Check each line of the records below and collect those that include the word "JSON".

━━ SOURCE DATA ━━

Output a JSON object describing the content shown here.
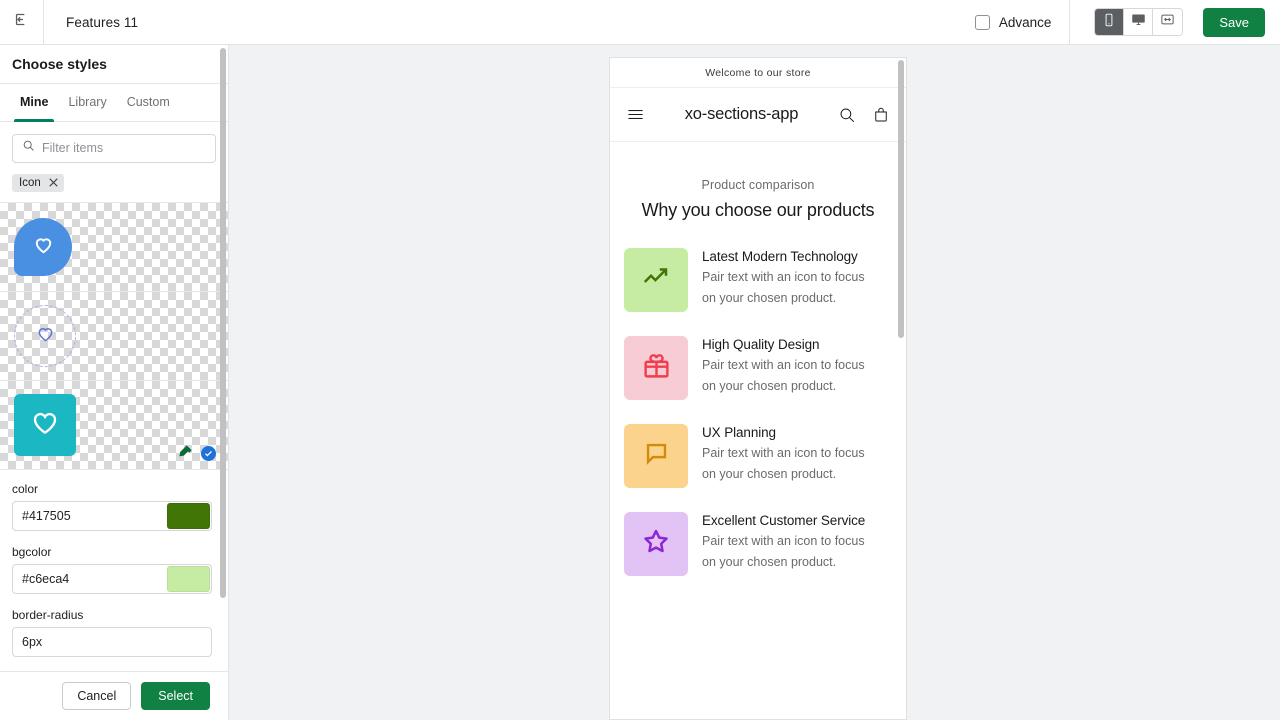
{
  "topbar": {
    "exit_icon": "exit-icon",
    "title": "Features 11",
    "advance_label": "Advance",
    "devices": [
      {
        "name": "mobile",
        "icon": "mobile-icon",
        "active": true
      },
      {
        "name": "desktop",
        "icon": "desktop-icon",
        "active": false
      },
      {
        "name": "fullwidth",
        "icon": "fullwidth-icon",
        "active": false
      }
    ],
    "save_label": "Save"
  },
  "panel": {
    "heading": "Choose styles",
    "tabs": [
      {
        "label": "Mine",
        "active": true
      },
      {
        "label": "Library",
        "active": false
      },
      {
        "label": "Custom",
        "active": false
      }
    ],
    "search": {
      "placeholder": "Filter items",
      "value": "",
      "icon": "search-icon"
    },
    "chip": {
      "label": "Icon",
      "remove_icon": "close-icon"
    },
    "swatches": [
      {
        "name": "blue-pin-heart",
        "shape": "pin",
        "bg": "#4a90e2",
        "icon": "heart-icon",
        "icon_color": "#ffffff",
        "selected": false
      },
      {
        "name": "outline-circle-heart",
        "shape": "dashed-circle",
        "bg": "transparent",
        "icon": "heart-icon",
        "icon_color": "#4a5fd8",
        "selected": false
      },
      {
        "name": "teal-square-heart",
        "shape": "rounded-square",
        "bg": "#1bb8c4",
        "icon": "heart-icon",
        "icon_color": "#ffffff",
        "selected": true
      }
    ],
    "badges": {
      "edit_icon": "paint-edit-icon",
      "selected_icon": "check-circle-icon"
    },
    "fields": [
      {
        "label": "color",
        "value": "#417505",
        "swatch": "#417505"
      },
      {
        "label": "bgcolor",
        "value": "#c6eca4",
        "swatch": "#c6eca4"
      },
      {
        "label": "border-radius",
        "value": "6px",
        "swatch": null
      }
    ],
    "footer": {
      "cancel_label": "Cancel",
      "select_label": "Select"
    }
  },
  "preview": {
    "announcement": "Welcome to our store",
    "header": {
      "menu_icon": "hamburger-menu-icon",
      "store_name": "xo-sections-app",
      "search_icon": "search-icon",
      "cart_icon": "cart-icon"
    },
    "section": {
      "eyebrow": "Product comparison",
      "title": "Why you choose our products"
    },
    "features": [
      {
        "title": "Latest Modern Technology",
        "body": "Pair text with an icon to focus on your chosen product.",
        "icon": "trending-up-icon",
        "bg": "#c6eca4",
        "color": "#417505"
      },
      {
        "title": "High Quality Design",
        "body": "Pair text with an icon to focus on your chosen product.",
        "icon": "gift-icon",
        "bg": "#f7ccd4",
        "color": "#f03e4e"
      },
      {
        "title": "UX Planning",
        "body": "Pair text with an icon to focus on your chosen product.",
        "icon": "chat-bubble-icon",
        "bg": "#fbd38d",
        "color": "#d38b0b"
      },
      {
        "title": "Excellent Customer Service",
        "body": "Pair text with an icon to focus on your chosen product.",
        "icon": "star-icon",
        "bg": "#e3c2f5",
        "color": "#8d26d6"
      }
    ]
  }
}
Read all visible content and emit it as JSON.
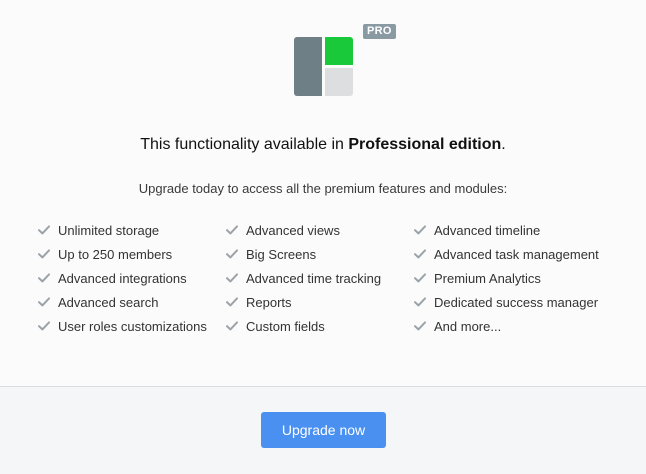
{
  "badge": {
    "label": "PRO"
  },
  "logo": {
    "icon": "app-logo-icon",
    "colors": {
      "left": "#6f7f86",
      "top_right": "#19c93a",
      "bottom_right": "#dcdedf"
    }
  },
  "headline": {
    "prefix": "This functionality available in ",
    "emphasis": "Professional edition",
    "suffix": "."
  },
  "subline": "Upgrade today to access all the premium features and modules:",
  "features": {
    "check_icon": "check-icon",
    "columns": [
      [
        "Unlimited storage",
        "Up to 250 members",
        "Advanced integrations",
        "Advanced search",
        "User roles customizations"
      ],
      [
        "Advanced views",
        "Big Screens",
        "Advanced time tracking",
        "Reports",
        "Custom fields"
      ],
      [
        "Advanced timeline",
        "Advanced task management",
        "Premium Analytics",
        "Dedicated success manager",
        "And more..."
      ]
    ]
  },
  "footer": {
    "upgrade_label": "Upgrade now"
  },
  "colors": {
    "accent": "#4a90f0",
    "badge": "#8a9aa2",
    "check": "#9aa3a8"
  }
}
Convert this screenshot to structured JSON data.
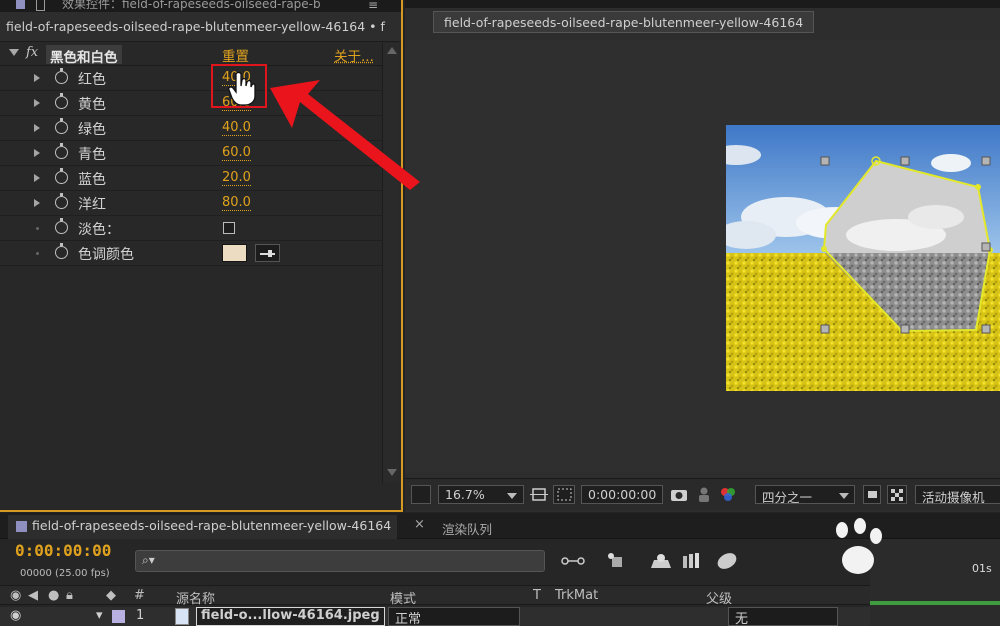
{
  "effect_panel": {
    "tab_title": "效果控件：field-of-rapeseeds-oilseed-rape-b",
    "tab_menu_icon": "menu-icon",
    "layer_line": "field-of-rapeseeds-oilseed-rape-blutenmeer-yellow-46164 • f",
    "effect": {
      "fx_label": "fx",
      "name": "黑色和白色",
      "reset": "重置",
      "about": "关于..."
    },
    "properties": [
      {
        "label": "红色",
        "value": "40.0",
        "kind": "value"
      },
      {
        "label": "黄色",
        "value": "60.0",
        "kind": "value"
      },
      {
        "label": "绿色",
        "value": "40.0",
        "kind": "value"
      },
      {
        "label": "青色",
        "value": "60.0",
        "kind": "value"
      },
      {
        "label": "蓝色",
        "value": "20.0",
        "kind": "value"
      },
      {
        "label": "洋红",
        "value": "80.0",
        "kind": "value"
      },
      {
        "label": "淡色：",
        "value": "",
        "kind": "checkbox"
      },
      {
        "label": "色调颜色",
        "value": "",
        "kind": "color",
        "color": "#ecdcc1"
      }
    ]
  },
  "viewer": {
    "comp_tab": "field-of-rapeseeds-oilseed-rape-blutenmeer-yellow-46164",
    "toolbar": {
      "zoom": "16.7%",
      "timecode": "0:00:00:00",
      "resolution": "四分之一",
      "camera": "活动摄像机"
    }
  },
  "timeline": {
    "comp_tab": "field-of-rapeseeds-oilseed-rape-blutenmeer-yellow-46164",
    "close_glyph": "×",
    "render_queue_tab": "渲染队列",
    "current_time": "0:00:00:00",
    "fps": "00000 (25.00 fps)",
    "search_placeholder": "⌕▾",
    "columns": {
      "number": "#",
      "source_name": "源名称",
      "mode": "模式",
      "t": "T",
      "trkmat": "TrkMat",
      "parent": "父级"
    },
    "layer": {
      "number": "1",
      "name": "field-o...llow-46164.jpeg",
      "mode": "正常",
      "parent": "无"
    },
    "ruler_label": "01s"
  },
  "colors": {
    "accent": "#e0a21e",
    "annotation_red": "#e0141c",
    "tint": "#ecdcc1",
    "selection_outline": "#d59a1f"
  }
}
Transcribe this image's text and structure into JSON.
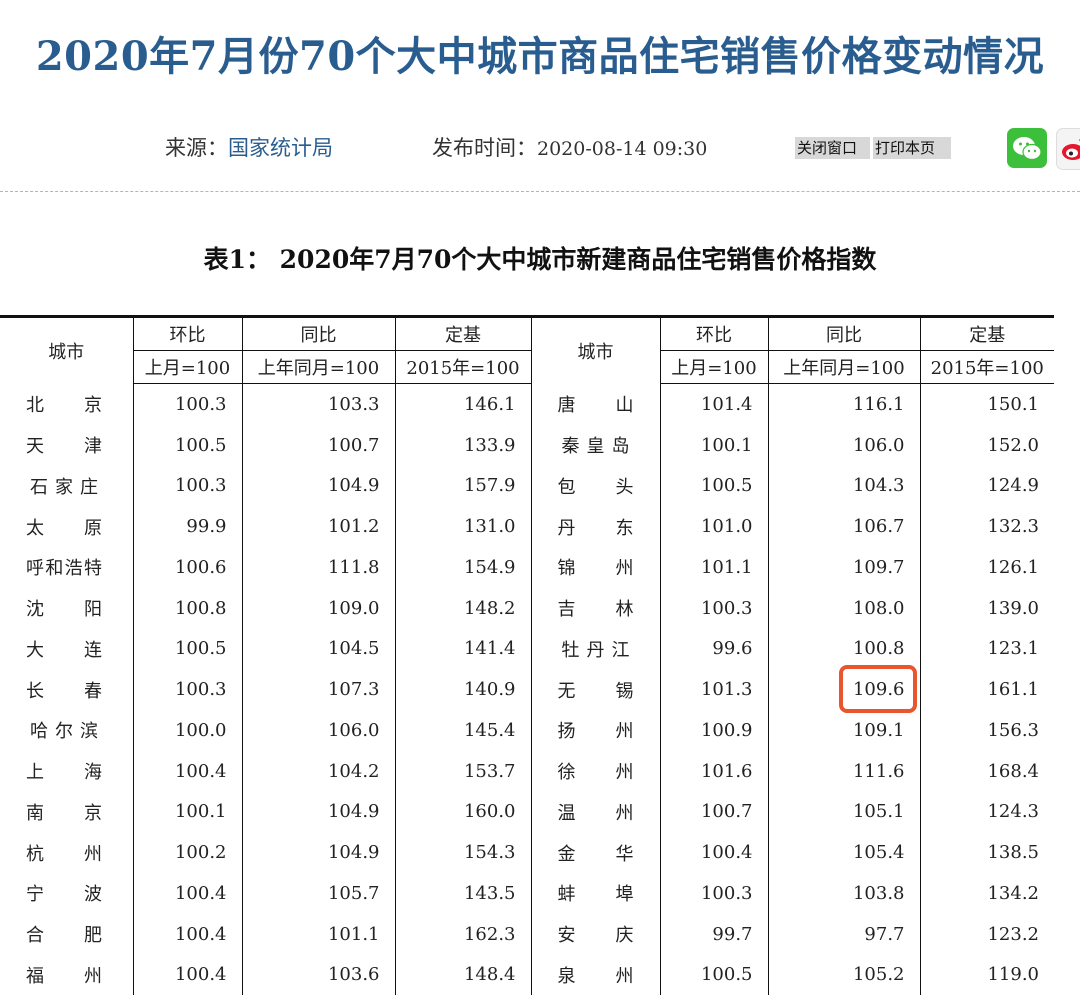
{
  "title": "2020年7月份70个大中城市商品住宅销售价格变动情况",
  "meta": {
    "source_label": "来源：",
    "source_value": "国家统计局",
    "date_label": "发布时间：",
    "date_value": "2020-08-14 09:30"
  },
  "actions": {
    "close_label": "关闭窗口",
    "print_label": "打印本页"
  },
  "share": {
    "wechat_icon": "wechat-icon",
    "weibo_icon": "weibo-icon",
    "wechat_color": "#3cbf3b"
  },
  "table": {
    "caption": "表1： 2020年7月70个大中城市新建商品住宅销售价格指数",
    "headers": {
      "city": "城市",
      "mom": "环比",
      "yoy": "同比",
      "base": "定基",
      "mom_base": "上月=100",
      "yoy_base": "上年同月=100",
      "base_base": "2015年=100"
    },
    "highlight_color": "#e8552e",
    "rows": [
      {
        "left": {
          "city": "北京",
          "mom": "100.3",
          "yoy": "103.3",
          "base": "146.1"
        },
        "right": {
          "city": "唐山",
          "mom": "101.4",
          "yoy": "116.1",
          "base": "150.1"
        }
      },
      {
        "left": {
          "city": "天津",
          "mom": "100.5",
          "yoy": "100.7",
          "base": "133.9"
        },
        "right": {
          "city": "秦皇岛",
          "mom": "100.1",
          "yoy": "106.0",
          "base": "152.0"
        }
      },
      {
        "left": {
          "city": "石家庄",
          "mom": "100.3",
          "yoy": "104.9",
          "base": "157.9"
        },
        "right": {
          "city": "包头",
          "mom": "100.5",
          "yoy": "104.3",
          "base": "124.9"
        }
      },
      {
        "left": {
          "city": "太原",
          "mom": "99.9",
          "yoy": "101.2",
          "base": "131.0"
        },
        "right": {
          "city": "丹东",
          "mom": "101.0",
          "yoy": "106.7",
          "base": "132.3"
        }
      },
      {
        "left": {
          "city": "呼和浩特",
          "mom": "100.6",
          "yoy": "111.8",
          "base": "154.9"
        },
        "right": {
          "city": "锦州",
          "mom": "101.1",
          "yoy": "109.7",
          "base": "126.1"
        }
      },
      {
        "left": {
          "city": "沈阳",
          "mom": "100.8",
          "yoy": "109.0",
          "base": "148.2"
        },
        "right": {
          "city": "吉林",
          "mom": "100.3",
          "yoy": "108.0",
          "base": "139.0"
        }
      },
      {
        "left": {
          "city": "大连",
          "mom": "100.5",
          "yoy": "104.5",
          "base": "141.4"
        },
        "right": {
          "city": "牡丹江",
          "mom": "99.6",
          "yoy": "100.8",
          "base": "123.1"
        }
      },
      {
        "left": {
          "city": "长春",
          "mom": "100.3",
          "yoy": "107.3",
          "base": "140.9"
        },
        "right": {
          "city": "无锡",
          "mom": "101.3",
          "yoy": "109.6",
          "base": "161.1"
        }
      },
      {
        "left": {
          "city": "哈尔滨",
          "mom": "100.0",
          "yoy": "106.0",
          "base": "145.4"
        },
        "right": {
          "city": "扬州",
          "mom": "100.9",
          "yoy": "109.1",
          "base": "156.3"
        }
      },
      {
        "left": {
          "city": "上海",
          "mom": "100.4",
          "yoy": "104.2",
          "base": "153.7"
        },
        "right": {
          "city": "徐州",
          "mom": "101.6",
          "yoy": "111.6",
          "base": "168.4"
        }
      },
      {
        "left": {
          "city": "南京",
          "mom": "100.1",
          "yoy": "104.9",
          "base": "160.0"
        },
        "right": {
          "city": "温州",
          "mom": "100.7",
          "yoy": "105.1",
          "base": "124.3"
        }
      },
      {
        "left": {
          "city": "杭州",
          "mom": "100.2",
          "yoy": "104.9",
          "base": "154.3"
        },
        "right": {
          "city": "金华",
          "mom": "100.4",
          "yoy": "105.4",
          "base": "138.5"
        }
      },
      {
        "left": {
          "city": "宁波",
          "mom": "100.4",
          "yoy": "105.7",
          "base": "143.5"
        },
        "right": {
          "city": "蚌埠",
          "mom": "100.3",
          "yoy": "103.8",
          "base": "134.2"
        }
      },
      {
        "left": {
          "city": "合肥",
          "mom": "100.4",
          "yoy": "101.1",
          "base": "162.3"
        },
        "right": {
          "city": "安庆",
          "mom": "99.7",
          "yoy": "97.7",
          "base": "123.2"
        }
      },
      {
        "left": {
          "city": "福州",
          "mom": "100.4",
          "yoy": "103.6",
          "base": "148.4"
        },
        "right": {
          "city": "泉州",
          "mom": "100.5",
          "yoy": "105.2",
          "base": "119.0"
        }
      }
    ]
  }
}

━━━

> FULL RESPONSE:
Output a JSON object describing the content shown here.
Read all visible content and emit it as JSON.
Convert this screenshot to structured JSON data.
Transcribe this image's text and structure into JSON.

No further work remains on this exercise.